[start]
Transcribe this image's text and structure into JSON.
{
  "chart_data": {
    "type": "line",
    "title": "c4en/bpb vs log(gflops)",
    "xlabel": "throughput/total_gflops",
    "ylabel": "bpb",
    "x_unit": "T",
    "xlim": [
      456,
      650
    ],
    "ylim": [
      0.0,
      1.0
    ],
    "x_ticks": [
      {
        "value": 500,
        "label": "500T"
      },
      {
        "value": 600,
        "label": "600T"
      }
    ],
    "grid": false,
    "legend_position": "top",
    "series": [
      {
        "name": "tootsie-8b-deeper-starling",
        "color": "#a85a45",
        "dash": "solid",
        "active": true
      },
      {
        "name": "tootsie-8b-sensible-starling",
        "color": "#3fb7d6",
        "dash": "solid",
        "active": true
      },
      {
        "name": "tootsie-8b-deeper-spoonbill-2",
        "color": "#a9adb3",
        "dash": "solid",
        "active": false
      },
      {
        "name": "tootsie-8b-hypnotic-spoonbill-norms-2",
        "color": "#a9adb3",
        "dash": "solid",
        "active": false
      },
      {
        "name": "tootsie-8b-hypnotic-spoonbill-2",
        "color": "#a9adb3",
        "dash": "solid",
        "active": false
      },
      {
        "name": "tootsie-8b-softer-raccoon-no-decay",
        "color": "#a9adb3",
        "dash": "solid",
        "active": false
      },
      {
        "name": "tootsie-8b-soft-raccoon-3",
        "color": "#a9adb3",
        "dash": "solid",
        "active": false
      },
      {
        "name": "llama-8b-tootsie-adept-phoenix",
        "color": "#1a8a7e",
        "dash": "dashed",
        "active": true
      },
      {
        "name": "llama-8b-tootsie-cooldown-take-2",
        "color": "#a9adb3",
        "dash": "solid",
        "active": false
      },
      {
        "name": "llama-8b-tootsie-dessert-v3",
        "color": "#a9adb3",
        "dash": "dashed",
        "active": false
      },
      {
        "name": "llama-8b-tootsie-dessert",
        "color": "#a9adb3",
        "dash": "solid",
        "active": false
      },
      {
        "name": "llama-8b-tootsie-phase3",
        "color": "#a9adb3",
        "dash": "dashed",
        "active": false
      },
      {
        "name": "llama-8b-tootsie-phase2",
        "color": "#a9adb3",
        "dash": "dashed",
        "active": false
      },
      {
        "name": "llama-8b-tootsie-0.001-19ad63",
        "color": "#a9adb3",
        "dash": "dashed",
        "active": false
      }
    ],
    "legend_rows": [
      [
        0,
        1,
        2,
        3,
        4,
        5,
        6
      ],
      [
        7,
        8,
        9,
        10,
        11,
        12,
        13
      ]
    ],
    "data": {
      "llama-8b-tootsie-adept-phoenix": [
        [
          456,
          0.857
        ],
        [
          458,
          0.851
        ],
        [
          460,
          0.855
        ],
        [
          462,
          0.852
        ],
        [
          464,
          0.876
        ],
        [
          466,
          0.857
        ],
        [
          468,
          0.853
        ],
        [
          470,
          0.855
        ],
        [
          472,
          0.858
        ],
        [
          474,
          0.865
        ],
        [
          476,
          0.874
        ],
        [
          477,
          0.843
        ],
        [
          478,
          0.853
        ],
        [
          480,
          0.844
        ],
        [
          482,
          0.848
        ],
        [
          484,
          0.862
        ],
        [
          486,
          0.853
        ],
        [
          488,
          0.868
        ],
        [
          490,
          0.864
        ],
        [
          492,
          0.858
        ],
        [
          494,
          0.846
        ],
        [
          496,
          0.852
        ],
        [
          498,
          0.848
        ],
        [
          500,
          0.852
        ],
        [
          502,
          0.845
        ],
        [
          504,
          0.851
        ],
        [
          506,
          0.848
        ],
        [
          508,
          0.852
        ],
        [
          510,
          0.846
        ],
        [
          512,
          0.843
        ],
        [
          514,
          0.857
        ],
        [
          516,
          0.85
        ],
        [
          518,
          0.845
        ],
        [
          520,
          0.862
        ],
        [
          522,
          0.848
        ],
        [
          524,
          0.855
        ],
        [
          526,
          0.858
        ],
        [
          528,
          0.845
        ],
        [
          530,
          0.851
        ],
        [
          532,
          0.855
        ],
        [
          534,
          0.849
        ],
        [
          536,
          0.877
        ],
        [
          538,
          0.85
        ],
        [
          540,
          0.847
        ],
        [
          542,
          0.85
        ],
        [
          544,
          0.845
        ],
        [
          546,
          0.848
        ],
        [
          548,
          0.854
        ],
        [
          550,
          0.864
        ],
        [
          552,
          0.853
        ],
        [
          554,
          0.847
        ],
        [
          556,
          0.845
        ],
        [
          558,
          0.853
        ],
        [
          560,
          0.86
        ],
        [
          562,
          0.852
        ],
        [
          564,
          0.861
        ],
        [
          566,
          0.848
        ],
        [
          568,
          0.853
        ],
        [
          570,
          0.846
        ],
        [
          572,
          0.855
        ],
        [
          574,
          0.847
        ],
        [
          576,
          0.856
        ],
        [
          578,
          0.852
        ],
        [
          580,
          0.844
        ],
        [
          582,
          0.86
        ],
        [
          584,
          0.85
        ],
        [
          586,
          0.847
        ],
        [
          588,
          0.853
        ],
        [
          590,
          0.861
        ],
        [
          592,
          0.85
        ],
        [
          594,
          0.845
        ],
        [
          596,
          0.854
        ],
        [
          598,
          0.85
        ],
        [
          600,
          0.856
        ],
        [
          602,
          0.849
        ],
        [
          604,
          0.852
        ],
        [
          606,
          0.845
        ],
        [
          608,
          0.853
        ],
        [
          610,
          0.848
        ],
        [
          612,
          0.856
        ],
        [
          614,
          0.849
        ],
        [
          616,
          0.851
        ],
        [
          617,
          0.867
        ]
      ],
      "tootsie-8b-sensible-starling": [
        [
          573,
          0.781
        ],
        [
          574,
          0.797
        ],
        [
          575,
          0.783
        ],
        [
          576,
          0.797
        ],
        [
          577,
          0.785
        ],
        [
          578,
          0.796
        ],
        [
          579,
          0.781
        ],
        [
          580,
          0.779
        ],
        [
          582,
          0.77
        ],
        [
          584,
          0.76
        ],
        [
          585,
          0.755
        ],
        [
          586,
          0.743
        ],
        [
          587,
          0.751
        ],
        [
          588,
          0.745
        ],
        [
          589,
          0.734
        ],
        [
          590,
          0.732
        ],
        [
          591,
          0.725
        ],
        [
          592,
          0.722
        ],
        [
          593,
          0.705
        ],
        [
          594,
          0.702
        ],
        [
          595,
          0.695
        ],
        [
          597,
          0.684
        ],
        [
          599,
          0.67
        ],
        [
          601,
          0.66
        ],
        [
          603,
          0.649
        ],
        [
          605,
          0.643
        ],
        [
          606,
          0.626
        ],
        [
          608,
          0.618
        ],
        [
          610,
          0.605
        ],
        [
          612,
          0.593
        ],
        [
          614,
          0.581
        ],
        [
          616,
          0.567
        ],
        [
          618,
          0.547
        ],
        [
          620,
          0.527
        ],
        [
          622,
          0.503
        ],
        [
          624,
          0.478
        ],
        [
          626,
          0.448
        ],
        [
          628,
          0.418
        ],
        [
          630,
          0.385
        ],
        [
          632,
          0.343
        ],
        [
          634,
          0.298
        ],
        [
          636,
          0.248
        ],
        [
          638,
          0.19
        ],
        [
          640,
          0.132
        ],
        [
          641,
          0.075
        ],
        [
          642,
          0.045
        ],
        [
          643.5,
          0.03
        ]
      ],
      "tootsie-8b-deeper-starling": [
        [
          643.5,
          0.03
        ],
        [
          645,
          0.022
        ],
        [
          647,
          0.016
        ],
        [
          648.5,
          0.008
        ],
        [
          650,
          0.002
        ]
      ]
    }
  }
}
[end]
Output each entry precisely as given.

§ EXPECTED ANSWER:
Transcribe this image's text and structure into JSON.
{
  "chart_data": {
    "type": "line",
    "title": "c4en/bpb vs log(gflops)",
    "xlabel": "throughput/total_gflops",
    "ylabel": "bpb",
    "x_unit": "T",
    "xlim": [
      456,
      650
    ],
    "ylim": [
      0.0,
      1.0
    ],
    "x_ticks": [
      {
        "value": 500,
        "label": "500T"
      },
      {
        "value": 600,
        "label": "600T"
      }
    ],
    "grid": false,
    "legend_position": "top",
    "series": [
      {
        "name": "tootsie-8b-deeper-starling",
        "color": "#a85a45",
        "dash": "solid",
        "active": true
      },
      {
        "name": "tootsie-8b-sensible-starling",
        "color": "#3fb7d6",
        "dash": "solid",
        "active": true
      },
      {
        "name": "tootsie-8b-deeper-spoonbill-2",
        "color": "#a9adb3",
        "dash": "solid",
        "active": false
      },
      {
        "name": "tootsie-8b-hypnotic-spoonbill-norms-2",
        "color": "#a9adb3",
        "dash": "solid",
        "active": false
      },
      {
        "name": "tootsie-8b-hypnotic-spoonbill-2",
        "color": "#a9adb3",
        "dash": "solid",
        "active": false
      },
      {
        "name": "tootsie-8b-softer-raccoon-no-decay",
        "color": "#a9adb3",
        "dash": "solid",
        "active": false
      },
      {
        "name": "tootsie-8b-soft-raccoon-3",
        "color": "#a9adb3",
        "dash": "solid",
        "active": false
      },
      {
        "name": "llama-8b-tootsie-adept-phoenix",
        "color": "#1a8a7e",
        "dash": "dashed",
        "active": true
      },
      {
        "name": "llama-8b-tootsie-cooldown-take-2",
        "color": "#a9adb3",
        "dash": "solid",
        "active": false
      },
      {
        "name": "llama-8b-tootsie-dessert-v3",
        "color": "#a9adb3",
        "dash": "dashed",
        "active": false
      },
      {
        "name": "llama-8b-tootsie-dessert",
        "color": "#a9adb3",
        "dash": "solid",
        "active": false
      },
      {
        "name": "llama-8b-tootsie-phase3",
        "color": "#a9adb3",
        "dash": "dashed",
        "active": false
      },
      {
        "name": "llama-8b-tootsie-phase2",
        "color": "#a9adb3",
        "dash": "dashed",
        "active": false
      },
      {
        "name": "llama-8b-tootsie-0.001-19ad63",
        "color": "#a9adb3",
        "dash": "dashed",
        "active": false
      }
    ],
    "legend_rows": [
      [
        0,
        1,
        2,
        3,
        4,
        5,
        6
      ],
      [
        7,
        8,
        9,
        10,
        11,
        12,
        13
      ]
    ],
    "data": {
      "llama-8b-tootsie-adept-phoenix": [
        [
          456,
          0.857
        ],
        [
          458,
          0.851
        ],
        [
          460,
          0.855
        ],
        [
          462,
          0.852
        ],
        [
          464,
          0.876
        ],
        [
          466,
          0.857
        ],
        [
          468,
          0.853
        ],
        [
          470,
          0.855
        ],
        [
          472,
          0.858
        ],
        [
          474,
          0.865
        ],
        [
          476,
          0.874
        ],
        [
          477,
          0.843
        ],
        [
          478,
          0.853
        ],
        [
          480,
          0.844
        ],
        [
          482,
          0.848
        ],
        [
          484,
          0.862
        ],
        [
          486,
          0.853
        ],
        [
          488,
          0.868
        ],
        [
          490,
          0.864
        ],
        [
          492,
          0.858
        ],
        [
          494,
          0.846
        ],
        [
          496,
          0.852
        ],
        [
          498,
          0.848
        ],
        [
          500,
          0.852
        ],
        [
          502,
          0.845
        ],
        [
          504,
          0.851
        ],
        [
          506,
          0.848
        ],
        [
          508,
          0.852
        ],
        [
          510,
          0.846
        ],
        [
          512,
          0.843
        ],
        [
          514,
          0.857
        ],
        [
          516,
          0.85
        ],
        [
          518,
          0.845
        ],
        [
          520,
          0.862
        ],
        [
          522,
          0.848
        ],
        [
          524,
          0.855
        ],
        [
          526,
          0.858
        ],
        [
          528,
          0.845
        ],
        [
          530,
          0.851
        ],
        [
          532,
          0.855
        ],
        [
          534,
          0.849
        ],
        [
          536,
          0.877
        ],
        [
          538,
          0.85
        ],
        [
          540,
          0.847
        ],
        [
          542,
          0.85
        ],
        [
          544,
          0.845
        ],
        [
          546,
          0.848
        ],
        [
          548,
          0.854
        ],
        [
          550,
          0.864
        ],
        [
          552,
          0.853
        ],
        [
          554,
          0.847
        ],
        [
          556,
          0.845
        ],
        [
          558,
          0.853
        ],
        [
          560,
          0.86
        ],
        [
          562,
          0.852
        ],
        [
          564,
          0.861
        ],
        [
          566,
          0.848
        ],
        [
          568,
          0.853
        ],
        [
          570,
          0.846
        ],
        [
          572,
          0.855
        ],
        [
          574,
          0.847
        ],
        [
          576,
          0.856
        ],
        [
          578,
          0.852
        ],
        [
          580,
          0.844
        ],
        [
          582,
          0.86
        ],
        [
          584,
          0.85
        ],
        [
          586,
          0.847
        ],
        [
          588,
          0.853
        ],
        [
          590,
          0.861
        ],
        [
          592,
          0.85
        ],
        [
          594,
          0.845
        ],
        [
          596,
          0.854
        ],
        [
          598,
          0.85
        ],
        [
          600,
          0.856
        ],
        [
          602,
          0.849
        ],
        [
          604,
          0.852
        ],
        [
          606,
          0.845
        ],
        [
          608,
          0.853
        ],
        [
          610,
          0.848
        ],
        [
          612,
          0.856
        ],
        [
          614,
          0.849
        ],
        [
          616,
          0.851
        ],
        [
          617,
          0.867
        ]
      ],
      "tootsie-8b-sensible-starling": [
        [
          573,
          0.781
        ],
        [
          574,
          0.797
        ],
        [
          575,
          0.783
        ],
        [
          576,
          0.797
        ],
        [
          577,
          0.785
        ],
        [
          578,
          0.796
        ],
        [
          579,
          0.781
        ],
        [
          580,
          0.779
        ],
        [
          582,
          0.77
        ],
        [
          584,
          0.76
        ],
        [
          585,
          0.755
        ],
        [
          586,
          0.743
        ],
        [
          587,
          0.751
        ],
        [
          588,
          0.745
        ],
        [
          589,
          0.734
        ],
        [
          590,
          0.732
        ],
        [
          591,
          0.725
        ],
        [
          592,
          0.722
        ],
        [
          593,
          0.705
        ],
        [
          594,
          0.702
        ],
        [
          595,
          0.695
        ],
        [
          597,
          0.684
        ],
        [
          599,
          0.67
        ],
        [
          601,
          0.66
        ],
        [
          603,
          0.649
        ],
        [
          605,
          0.643
        ],
        [
          606,
          0.626
        ],
        [
          608,
          0.618
        ],
        [
          610,
          0.605
        ],
        [
          612,
          0.593
        ],
        [
          614,
          0.581
        ],
        [
          616,
          0.567
        ],
        [
          618,
          0.547
        ],
        [
          620,
          0.527
        ],
        [
          622,
          0.503
        ],
        [
          624,
          0.478
        ],
        [
          626,
          0.448
        ],
        [
          628,
          0.418
        ],
        [
          630,
          0.385
        ],
        [
          632,
          0.343
        ],
        [
          634,
          0.298
        ],
        [
          636,
          0.248
        ],
        [
          638,
          0.19
        ],
        [
          640,
          0.132
        ],
        [
          641,
          0.075
        ],
        [
          642,
          0.045
        ],
        [
          643.5,
          0.03
        ]
      ],
      "tootsie-8b-deeper-starling": [
        [
          643.5,
          0.03
        ],
        [
          645,
          0.022
        ],
        [
          647,
          0.016
        ],
        [
          648.5,
          0.008
        ],
        [
          650,
          0.002
        ]
      ]
    }
  }
}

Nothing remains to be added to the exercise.